- **Short problem**: State how many lines of the records contain the string "peretii". Give the number alone.

- **Data listing**:
** Begin **

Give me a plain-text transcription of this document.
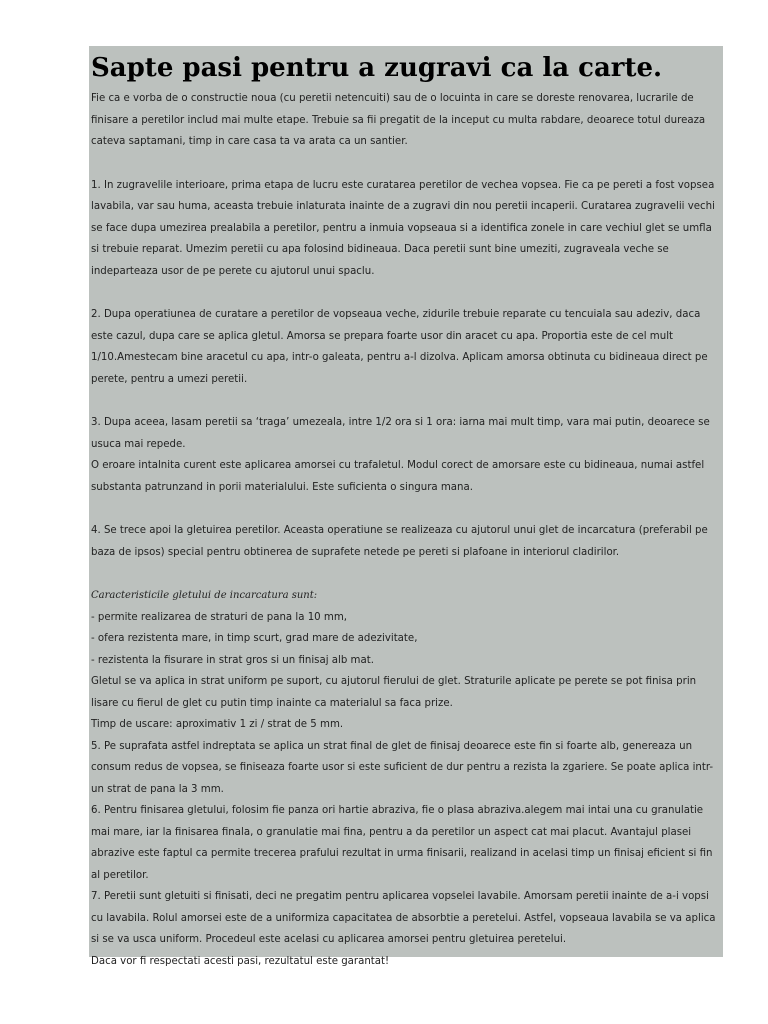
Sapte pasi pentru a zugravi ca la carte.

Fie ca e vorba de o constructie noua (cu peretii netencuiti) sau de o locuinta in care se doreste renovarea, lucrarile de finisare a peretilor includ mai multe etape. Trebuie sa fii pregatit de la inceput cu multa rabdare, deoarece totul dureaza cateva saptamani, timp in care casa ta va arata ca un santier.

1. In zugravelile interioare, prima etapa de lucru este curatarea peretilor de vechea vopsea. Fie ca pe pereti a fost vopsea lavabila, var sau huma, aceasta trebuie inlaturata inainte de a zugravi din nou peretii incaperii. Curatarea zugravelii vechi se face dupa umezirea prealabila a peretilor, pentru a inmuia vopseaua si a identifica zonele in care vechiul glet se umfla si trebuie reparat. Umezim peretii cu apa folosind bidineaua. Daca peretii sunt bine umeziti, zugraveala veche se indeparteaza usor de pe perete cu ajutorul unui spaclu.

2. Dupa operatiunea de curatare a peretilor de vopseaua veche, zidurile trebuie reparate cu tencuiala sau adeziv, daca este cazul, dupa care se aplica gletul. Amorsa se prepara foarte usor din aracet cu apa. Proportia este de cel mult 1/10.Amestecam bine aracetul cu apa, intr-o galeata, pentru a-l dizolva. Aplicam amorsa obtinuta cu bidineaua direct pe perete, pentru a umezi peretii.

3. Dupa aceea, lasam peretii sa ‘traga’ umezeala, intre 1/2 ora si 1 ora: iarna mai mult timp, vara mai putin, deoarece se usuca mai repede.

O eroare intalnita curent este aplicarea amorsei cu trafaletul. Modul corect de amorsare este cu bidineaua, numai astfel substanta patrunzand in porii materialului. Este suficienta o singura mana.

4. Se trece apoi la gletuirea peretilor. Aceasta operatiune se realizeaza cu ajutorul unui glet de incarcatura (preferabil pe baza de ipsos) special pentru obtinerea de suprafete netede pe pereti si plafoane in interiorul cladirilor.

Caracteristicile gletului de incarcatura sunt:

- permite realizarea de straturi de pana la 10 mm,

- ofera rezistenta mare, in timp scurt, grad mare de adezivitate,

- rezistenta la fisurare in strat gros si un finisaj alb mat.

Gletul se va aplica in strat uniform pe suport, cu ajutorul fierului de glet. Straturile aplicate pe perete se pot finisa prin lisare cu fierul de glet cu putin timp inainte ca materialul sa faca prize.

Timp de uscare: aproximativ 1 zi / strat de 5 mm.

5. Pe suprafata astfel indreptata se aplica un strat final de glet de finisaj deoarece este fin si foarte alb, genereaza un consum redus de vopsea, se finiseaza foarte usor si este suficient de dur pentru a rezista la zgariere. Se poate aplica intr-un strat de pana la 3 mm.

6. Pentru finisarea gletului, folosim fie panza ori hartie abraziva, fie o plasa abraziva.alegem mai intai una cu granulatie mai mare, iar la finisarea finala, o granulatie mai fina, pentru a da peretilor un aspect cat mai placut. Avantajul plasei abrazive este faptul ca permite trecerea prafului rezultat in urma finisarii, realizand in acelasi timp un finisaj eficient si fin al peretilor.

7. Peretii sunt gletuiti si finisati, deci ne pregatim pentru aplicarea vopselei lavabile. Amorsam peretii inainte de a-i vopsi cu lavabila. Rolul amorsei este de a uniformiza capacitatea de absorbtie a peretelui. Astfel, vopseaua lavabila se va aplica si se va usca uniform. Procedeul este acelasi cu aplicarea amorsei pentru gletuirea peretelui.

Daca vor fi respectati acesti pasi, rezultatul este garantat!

** End **
** Begin **

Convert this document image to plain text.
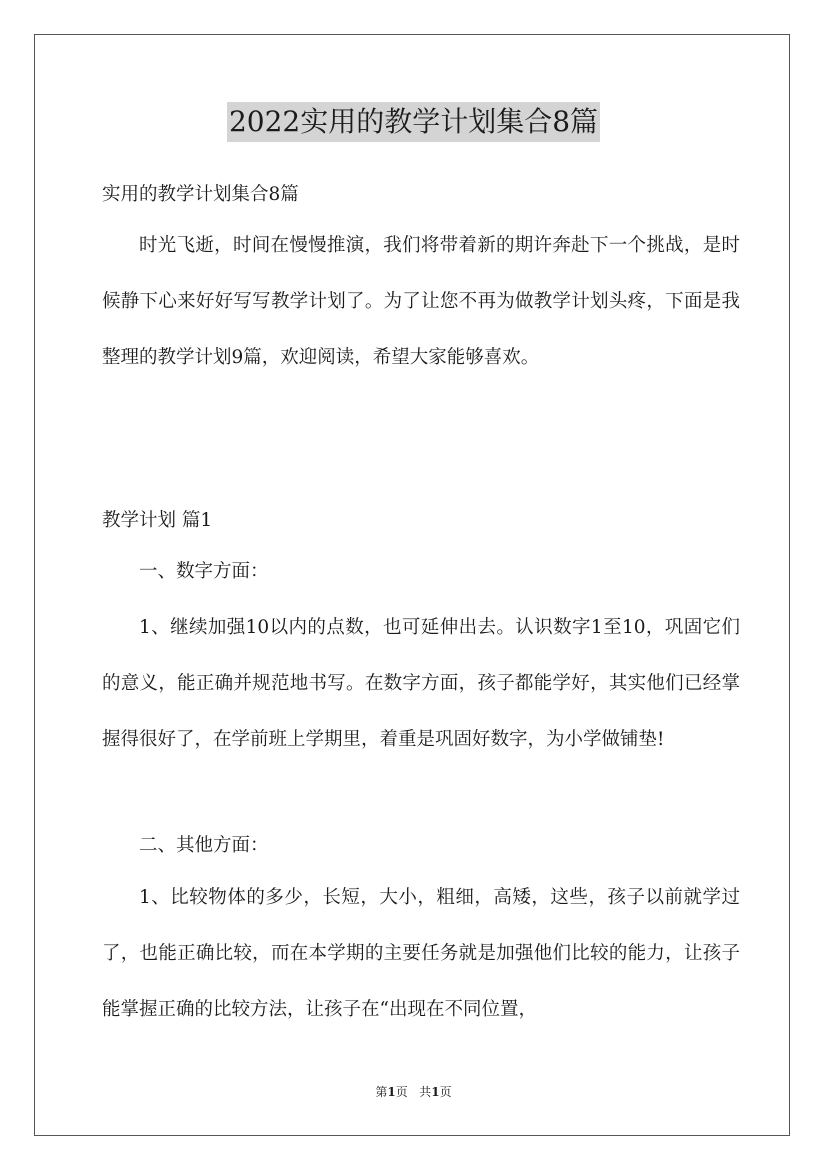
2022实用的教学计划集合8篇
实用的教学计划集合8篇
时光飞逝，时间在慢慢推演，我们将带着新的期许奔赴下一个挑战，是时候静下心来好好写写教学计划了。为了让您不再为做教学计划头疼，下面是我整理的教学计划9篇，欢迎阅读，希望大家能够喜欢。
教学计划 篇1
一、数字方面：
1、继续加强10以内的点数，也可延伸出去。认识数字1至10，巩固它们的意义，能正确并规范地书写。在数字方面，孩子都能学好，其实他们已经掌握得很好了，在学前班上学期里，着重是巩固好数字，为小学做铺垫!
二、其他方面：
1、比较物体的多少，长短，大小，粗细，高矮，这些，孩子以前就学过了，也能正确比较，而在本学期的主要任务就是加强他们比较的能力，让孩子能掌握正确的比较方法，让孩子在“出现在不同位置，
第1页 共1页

** End **
** Begin **

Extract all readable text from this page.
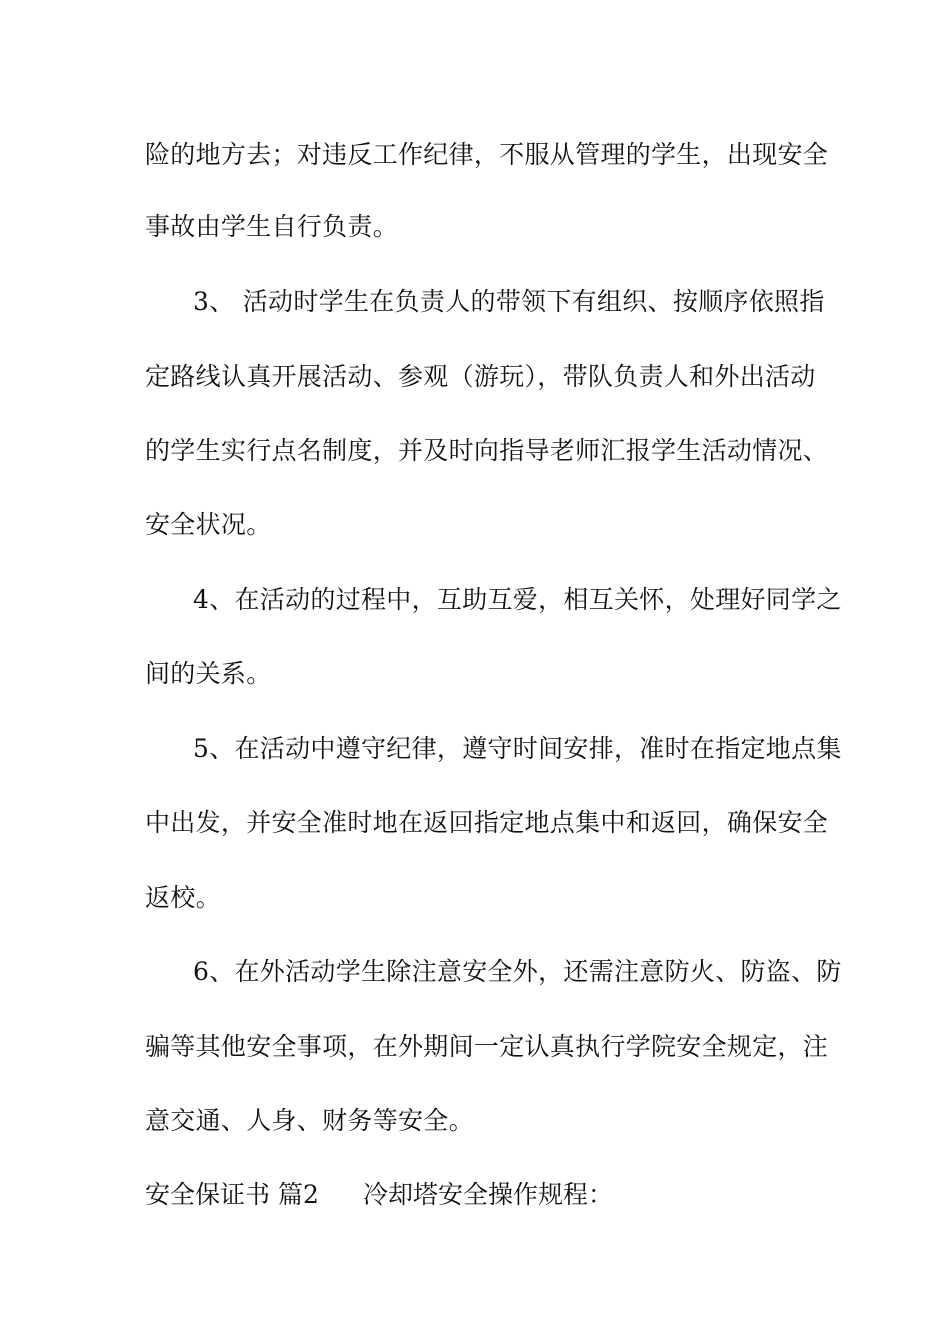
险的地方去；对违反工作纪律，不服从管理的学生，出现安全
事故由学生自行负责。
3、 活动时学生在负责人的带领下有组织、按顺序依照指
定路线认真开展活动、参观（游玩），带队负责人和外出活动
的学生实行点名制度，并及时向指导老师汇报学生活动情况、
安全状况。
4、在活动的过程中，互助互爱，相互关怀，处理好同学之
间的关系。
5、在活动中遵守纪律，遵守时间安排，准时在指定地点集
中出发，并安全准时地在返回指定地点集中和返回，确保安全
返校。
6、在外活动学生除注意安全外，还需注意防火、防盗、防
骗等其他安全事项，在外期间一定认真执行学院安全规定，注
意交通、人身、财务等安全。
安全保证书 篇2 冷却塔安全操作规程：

** End **

- **Solution to the problem**: 5